## Required task
Please copy all the lines that follow, word for word.

## Data excerpts
= = =

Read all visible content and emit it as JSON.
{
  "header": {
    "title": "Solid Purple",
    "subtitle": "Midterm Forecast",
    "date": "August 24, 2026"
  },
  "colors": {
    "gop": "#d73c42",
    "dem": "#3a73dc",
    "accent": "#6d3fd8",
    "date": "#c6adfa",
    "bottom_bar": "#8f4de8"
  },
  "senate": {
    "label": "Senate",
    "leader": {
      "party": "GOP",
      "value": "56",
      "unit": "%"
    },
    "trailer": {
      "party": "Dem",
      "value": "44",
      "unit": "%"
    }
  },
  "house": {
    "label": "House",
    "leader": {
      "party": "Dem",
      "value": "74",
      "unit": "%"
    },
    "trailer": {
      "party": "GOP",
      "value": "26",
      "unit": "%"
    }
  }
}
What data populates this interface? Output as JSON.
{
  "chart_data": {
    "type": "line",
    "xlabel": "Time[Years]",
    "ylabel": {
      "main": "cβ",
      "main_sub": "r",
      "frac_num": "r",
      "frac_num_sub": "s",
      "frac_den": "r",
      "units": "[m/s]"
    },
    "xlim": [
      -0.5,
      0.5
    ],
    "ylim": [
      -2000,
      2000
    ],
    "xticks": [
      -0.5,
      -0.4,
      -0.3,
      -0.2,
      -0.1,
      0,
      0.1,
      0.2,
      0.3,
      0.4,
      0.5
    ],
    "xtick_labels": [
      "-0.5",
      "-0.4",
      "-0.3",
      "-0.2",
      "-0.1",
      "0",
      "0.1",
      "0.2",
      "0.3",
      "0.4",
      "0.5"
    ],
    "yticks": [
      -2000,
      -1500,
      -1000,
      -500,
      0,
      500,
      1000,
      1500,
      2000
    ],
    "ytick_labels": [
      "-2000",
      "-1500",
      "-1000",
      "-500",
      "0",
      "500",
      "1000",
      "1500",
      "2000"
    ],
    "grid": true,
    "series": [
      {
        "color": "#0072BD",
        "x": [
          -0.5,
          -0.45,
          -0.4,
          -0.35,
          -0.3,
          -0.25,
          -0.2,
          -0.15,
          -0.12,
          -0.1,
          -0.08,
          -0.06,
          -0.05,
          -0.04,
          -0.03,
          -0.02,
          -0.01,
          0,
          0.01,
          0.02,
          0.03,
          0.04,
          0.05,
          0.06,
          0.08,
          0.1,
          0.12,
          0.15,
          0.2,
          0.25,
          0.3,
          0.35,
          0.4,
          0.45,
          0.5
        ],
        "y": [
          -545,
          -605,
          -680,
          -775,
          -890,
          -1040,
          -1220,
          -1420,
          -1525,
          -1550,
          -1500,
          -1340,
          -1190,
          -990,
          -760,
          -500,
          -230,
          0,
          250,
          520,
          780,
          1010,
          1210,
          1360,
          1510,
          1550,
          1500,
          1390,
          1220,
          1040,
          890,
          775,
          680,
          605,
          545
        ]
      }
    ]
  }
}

= = =

## Output of the exercise
Read all visible content and emit it as JSON.
{
  "header": {
    "title": "Solid Purple",
    "subtitle": "Midterm Forecast",
    "date": "August 24, 2026"
  },
  "colors": {
    "gop": "#d73c42",
    "dem": "#3a73dc",
    "accent": "#6d3fd8",
    "date": "#c6adfa",
    "bottom_bar": "#8f4de8"
  },
  "senate": {
    "label": "Senate",
    "leader": {
      "party": "GOP",
      "value": "56",
      "unit": "%"
    },
    "trailer": {
      "party": "Dem",
      "value": "44",
      "unit": "%"
    }
  },
  "house": {
    "label": "House",
    "leader": {
      "party": "Dem",
      "value": "74",
      "unit": "%"
    },
    "trailer": {
      "party": "GOP",
      "value": "26",
      "unit": "%"
    }
  }
}
What data populates this interface? Output as JSON.
{
  "chart_data": {
    "type": "line",
    "xlabel": "Time[Years]",
    "ylabel": {
      "main": "cβ",
      "main_sub": "r",
      "frac_num": "r",
      "frac_num_sub": "s",
      "frac_den": "r",
      "units": "[m/s]"
    },
    "xlim": [
      -0.5,
      0.5
    ],
    "ylim": [
      -2000,
      2000
    ],
    "xticks": [
      -0.5,
      -0.4,
      -0.3,
      -0.2,
      -0.1,
      0,
      0.1,
      0.2,
      0.3,
      0.4,
      0.5
    ],
    "xtick_labels": [
      "-0.5",
      "-0.4",
      "-0.3",
      "-0.2",
      "-0.1",
      "0",
      "0.1",
      "0.2",
      "0.3",
      "0.4",
      "0.5"
    ],
    "yticks": [
      -2000,
      -1500,
      -1000,
      -500,
      0,
      500,
      1000,
      1500,
      2000
    ],
    "ytick_labels": [
      "-2000",
      "-1500",
      "-1000",
      "-500",
      "0",
      "500",
      "1000",
      "1500",
      "2000"
    ],
    "grid": true,
    "series": [
      {
        "color": "#0072BD",
        "x": [
          -0.5,
          -0.45,
          -0.4,
          -0.35,
          -0.3,
          -0.25,
          -0.2,
          -0.15,
          -0.12,
          -0.1,
          -0.08,
          -0.06,
          -0.05,
          -0.04,
          -0.03,
          -0.02,
          -0.01,
          0,
          0.01,
          0.02,
          0.03,
          0.04,
          0.05,
          0.06,
          0.08,
          0.1,
          0.12,
          0.15,
          0.2,
          0.25,
          0.3,
          0.35,
          0.4,
          0.45,
          0.5
        ],
        "y": [
          -545,
          -605,
          -680,
          -775,
          -890,
          -1040,
          -1220,
          -1420,
          -1525,
          -1550,
          -1500,
          -1340,
          -1190,
          -990,
          -760,
          -500,
          -230,
          0,
          250,
          520,
          780,
          1010,
          1210,
          1360,
          1510,
          1550,
          1500,
          1390,
          1220,
          1040,
          890,
          775,
          680,
          605,
          545
        ]
      }
    ]
  }
}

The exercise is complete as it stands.